— BEGIN Provided data —

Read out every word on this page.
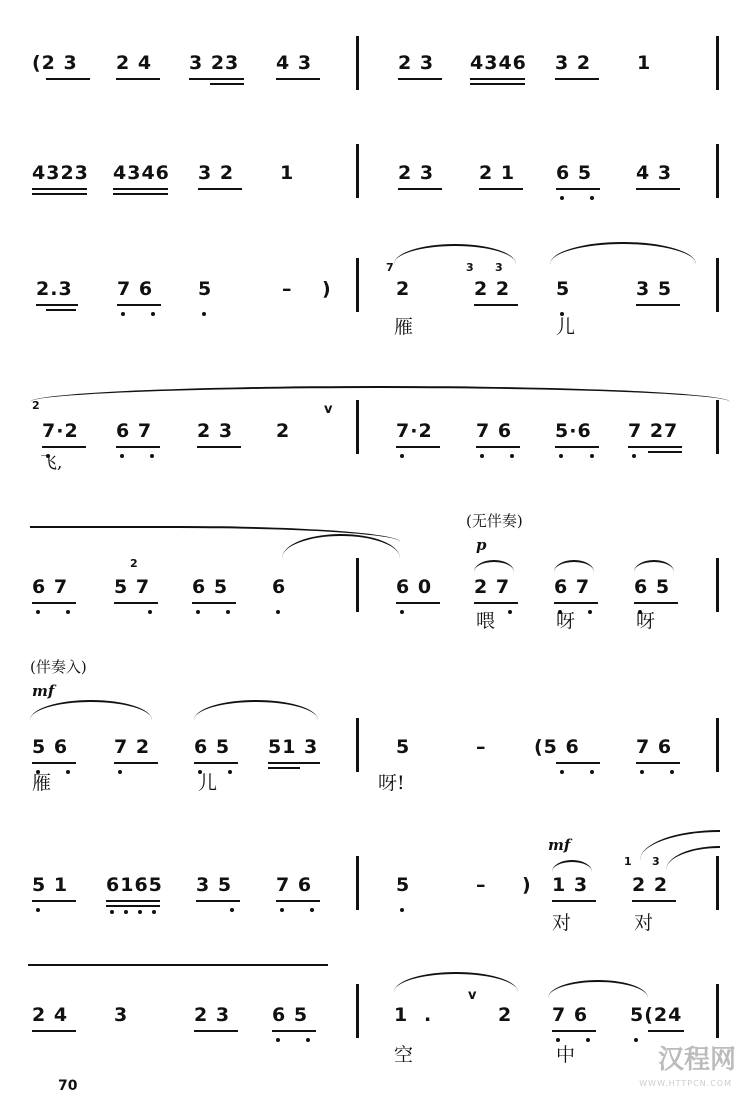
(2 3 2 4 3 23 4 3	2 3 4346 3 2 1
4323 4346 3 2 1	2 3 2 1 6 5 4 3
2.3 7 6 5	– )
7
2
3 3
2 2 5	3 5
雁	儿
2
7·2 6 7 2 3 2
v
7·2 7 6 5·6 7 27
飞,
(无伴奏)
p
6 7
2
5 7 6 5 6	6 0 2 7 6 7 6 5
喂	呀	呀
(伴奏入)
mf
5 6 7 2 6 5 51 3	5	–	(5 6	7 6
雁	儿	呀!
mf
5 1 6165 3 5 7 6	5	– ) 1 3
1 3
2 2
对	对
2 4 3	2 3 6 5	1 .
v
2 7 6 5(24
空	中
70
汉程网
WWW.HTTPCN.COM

— END Provided data —

_Set task_
Reproduce every line exactly and omit all pictures.

_Final result_
Read out every word on this page.
(2 3 2 4 3 23 4 3	2 3 4346 3 2 1
4323 4346 3 2 1	2 3 2 1 6 5 4 3
2.3 7 6 5	– )
7
2
3 3
2 2 5	3 5
雁	儿
2
7·2 6 7 2 3 2
v
7·2 7 6 5·6 7 27
飞,
(无伴奏)
p
6 7
2
5 7 6 5 6	6 0 2 7 6 7 6 5
喂	呀	呀
(伴奏入)
mf
5 6 7 2 6 5 51 3	5	–	(5 6	7 6
雁	儿	呀!
mf
5 1 6165 3 5 7 6	5	– ) 1 3
1 3
2 2
对	对
2 4 3	2 3 6 5	1 .
v
2 7 6 5(24
空	中
70
汉程网
WWW.HTTPCN.COM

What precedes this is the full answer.